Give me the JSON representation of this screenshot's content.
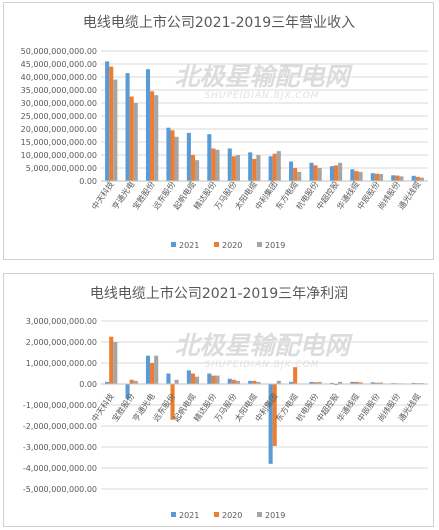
{
  "colors": {
    "s2021": "#5b9bd5",
    "s2020": "#ed7d31",
    "s2019": "#a5a5a5",
    "grid": "#d9d9d9",
    "axis": "#bfbfbf"
  },
  "watermark": {
    "main": "北极星输配电网",
    "sub": "SHUPEIDIAN.BJX.COM"
  },
  "chart_data": [
    {
      "type": "bar",
      "title": "电线电缆上市公司2021-2019三年营业收入",
      "categories": [
        "中天科技",
        "亨通光电",
        "宝胜股份",
        "远东股份",
        "起帆电缆",
        "精达股份",
        "万马股份",
        "太阳电缆",
        "中利集团",
        "东方电缆",
        "杭电股份",
        "中超控股",
        "华通线缆",
        "中辰股份",
        "尚纬股份",
        "通光线缆"
      ],
      "series": [
        {
          "name": "2021",
          "values": [
            46000000000,
            41500000000,
            43000000000,
            20500000000,
            18500000000,
            18000000000,
            12500000000,
            11000000000,
            9500000000,
            7500000000,
            7000000000,
            5700000000,
            4500000000,
            3000000000,
            2200000000,
            2000000000
          ]
        },
        {
          "name": "2020",
          "values": [
            44000000000,
            32500000000,
            34500000000,
            19500000000,
            10000000000,
            12500000000,
            9500000000,
            8500000000,
            10500000000,
            5000000000,
            6000000000,
            6000000000,
            3800000000,
            2800000000,
            2100000000,
            1600000000
          ]
        },
        {
          "name": "2019",
          "values": [
            39000000000,
            30000000000,
            33000000000,
            17000000000,
            8000000000,
            12000000000,
            10000000000,
            10000000000,
            11500000000,
            3500000000,
            5000000000,
            7000000000,
            3500000000,
            2700000000,
            1800000000,
            1300000000
          ]
        }
      ],
      "ylim": [
        0,
        50000000000
      ],
      "yticks": [
        "0.00",
        "5,000,000,000.00",
        "10,000,000,000.00",
        "15,000,000,000.00",
        "20,000,000,000.00",
        "25,000,000,000.00",
        "30,000,000,000.00",
        "35,000,000,000.00",
        "40,000,000,000.00",
        "45,000,000,000.00",
        "50,000,000,000.00"
      ],
      "grid": true,
      "legend_position": "bottom"
    },
    {
      "type": "bar",
      "title": "电线电缆上市公司2021-2019三年净利润",
      "categories": [
        "中天科技",
        "宝胜股份",
        "亨通光电",
        "远东股份",
        "起帆电缆",
        "精达股份",
        "万马股份",
        "太阳电缆",
        "中利集团",
        "东方电缆",
        "杭电股份",
        "中超控股",
        "华通线缆",
        "中辰股份",
        "尚纬股份",
        "通光线缆"
      ],
      "series": [
        {
          "name": "2021",
          "values": [
            100000000,
            -700000000,
            1350000000,
            500000000,
            650000000,
            500000000,
            250000000,
            150000000,
            -3800000000,
            100000000,
            100000000,
            50000000,
            100000000,
            80000000,
            40000000,
            50000000
          ]
        },
        {
          "name": "2020",
          "values": [
            2250000000,
            200000000,
            1000000000,
            -1700000000,
            500000000,
            400000000,
            200000000,
            150000000,
            -2950000000,
            800000000,
            80000000,
            -50000000,
            100000000,
            60000000,
            30000000,
            40000000
          ]
        },
        {
          "name": "2019",
          "values": [
            2000000000,
            150000000,
            1350000000,
            200000000,
            350000000,
            400000000,
            150000000,
            100000000,
            150000000,
            0,
            100000000,
            100000000,
            80000000,
            70000000,
            30000000,
            40000000
          ]
        }
      ],
      "ylim": [
        -5000000000,
        3000000000
      ],
      "yticks": [
        "-5,000,000,000.00",
        "-4,000,000,000.00",
        "-3,000,000,000.00",
        "-2,000,000,000.00",
        "-1,000,000,000.00",
        "0.00",
        "1,000,000,000.00",
        "2,000,000,000.00",
        "3,000,000,000.00"
      ],
      "grid": true,
      "legend_position": "bottom"
    }
  ]
}
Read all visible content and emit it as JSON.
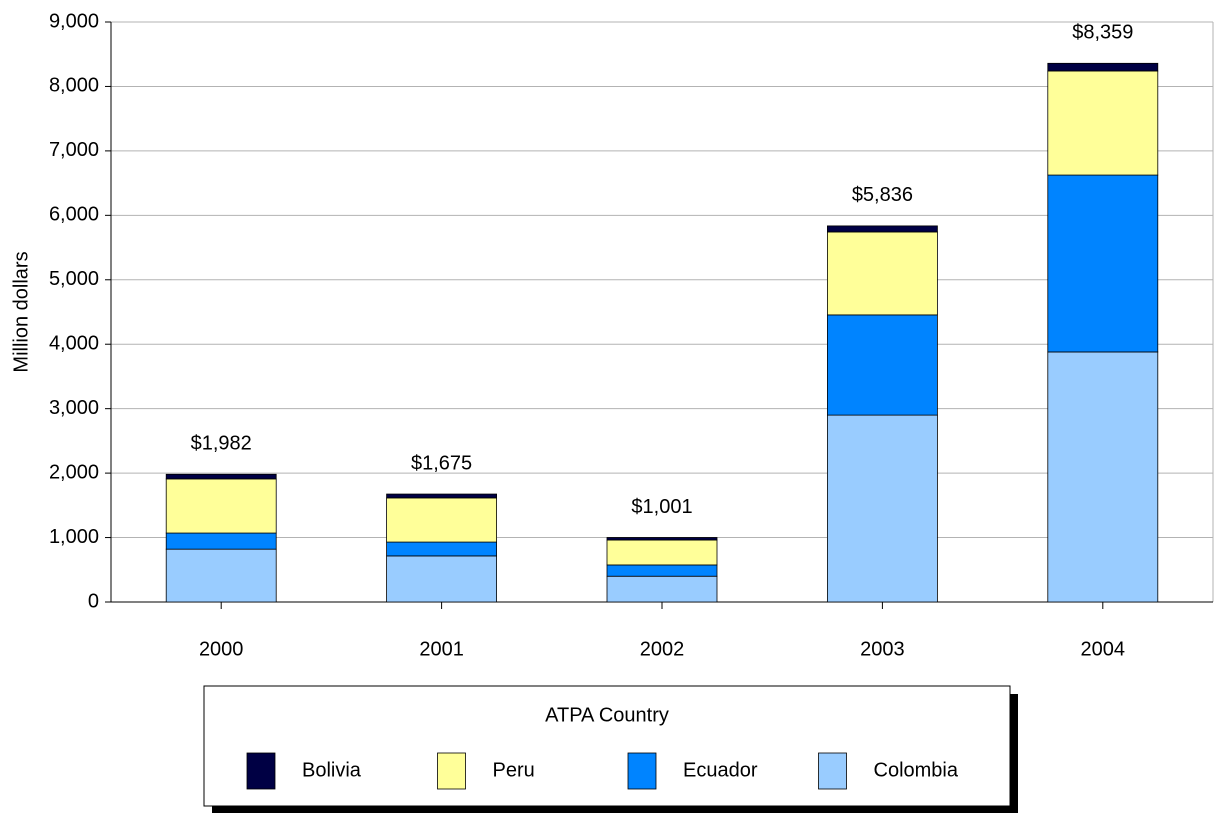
{
  "chart_data": {
    "type": "stacked_bar",
    "y_label": "Million dollars",
    "categories": [
      "2000",
      "2001",
      "2002",
      "2003",
      "2004"
    ],
    "series": [
      {
        "name": "Colombia",
        "color": "#99ccff",
        "values": [
          820,
          715,
          400,
          2900,
          3880
        ]
      },
      {
        "name": "Ecuador",
        "color": "#0084ff",
        "values": [
          250,
          215,
          175,
          1555,
          2745
        ]
      },
      {
        "name": "Peru",
        "color": "#ffff99",
        "values": [
          840,
          685,
          387,
          1287,
          1615
        ]
      },
      {
        "name": "Bolivia",
        "color": "#000044",
        "values": [
          72,
          60,
          39,
          94,
          119
        ]
      }
    ],
    "totals": [
      1982,
      1675,
      1001,
      5836,
      8359
    ],
    "total_labels": [
      "$1,982",
      "$1,675",
      "$1,001",
      "$5,836",
      "$8,359"
    ],
    "legend_title": "ATPA Country",
    "ylim": [
      0,
      9000
    ],
    "yticks": [
      0,
      {
        "value": 1000,
        "label": "1,000"
      },
      {
        "value": 2000,
        "label": "2,000"
      },
      {
        "value": 3000,
        "label": "3,000"
      },
      {
        "value": 4000,
        "label": "4,000"
      },
      {
        "value": 5000,
        "label": "5,000"
      },
      {
        "value": 6000,
        "label": "6,000"
      },
      {
        "value": 7000,
        "label": "7,000"
      },
      {
        "value": 8000,
        "label": "8,000"
      },
      {
        "value": 9000,
        "label": "9,000"
      }
    ],
    "grid": true
  }
}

# Challenge:
Set down exactly and only the lines from the line that contains "Read all visible content and emit it as JSON." through the last line of the entries above, with both of those lines included and the pictures left out.

# Solution:
Read all visible content and emit it as JSON.
{
  "chart_data": {
    "type": "stacked_bar",
    "y_label": "Million dollars",
    "categories": [
      "2000",
      "2001",
      "2002",
      "2003",
      "2004"
    ],
    "series": [
      {
        "name": "Colombia",
        "color": "#99ccff",
        "values": [
          820,
          715,
          400,
          2900,
          3880
        ]
      },
      {
        "name": "Ecuador",
        "color": "#0084ff",
        "values": [
          250,
          215,
          175,
          1555,
          2745
        ]
      },
      {
        "name": "Peru",
        "color": "#ffff99",
        "values": [
          840,
          685,
          387,
          1287,
          1615
        ]
      },
      {
        "name": "Bolivia",
        "color": "#000044",
        "values": [
          72,
          60,
          39,
          94,
          119
        ]
      }
    ],
    "totals": [
      1982,
      1675,
      1001,
      5836,
      8359
    ],
    "total_labels": [
      "$1,982",
      "$1,675",
      "$1,001",
      "$5,836",
      "$8,359"
    ],
    "legend_title": "ATPA Country",
    "ylim": [
      0,
      9000
    ],
    "yticks": [
      0,
      {
        "value": 1000,
        "label": "1,000"
      },
      {
        "value": 2000,
        "label": "2,000"
      },
      {
        "value": 3000,
        "label": "3,000"
      },
      {
        "value": 4000,
        "label": "4,000"
      },
      {
        "value": 5000,
        "label": "5,000"
      },
      {
        "value": 6000,
        "label": "6,000"
      },
      {
        "value": 7000,
        "label": "7,000"
      },
      {
        "value": 8000,
        "label": "8,000"
      },
      {
        "value": 9000,
        "label": "9,000"
      }
    ],
    "grid": true
  }
}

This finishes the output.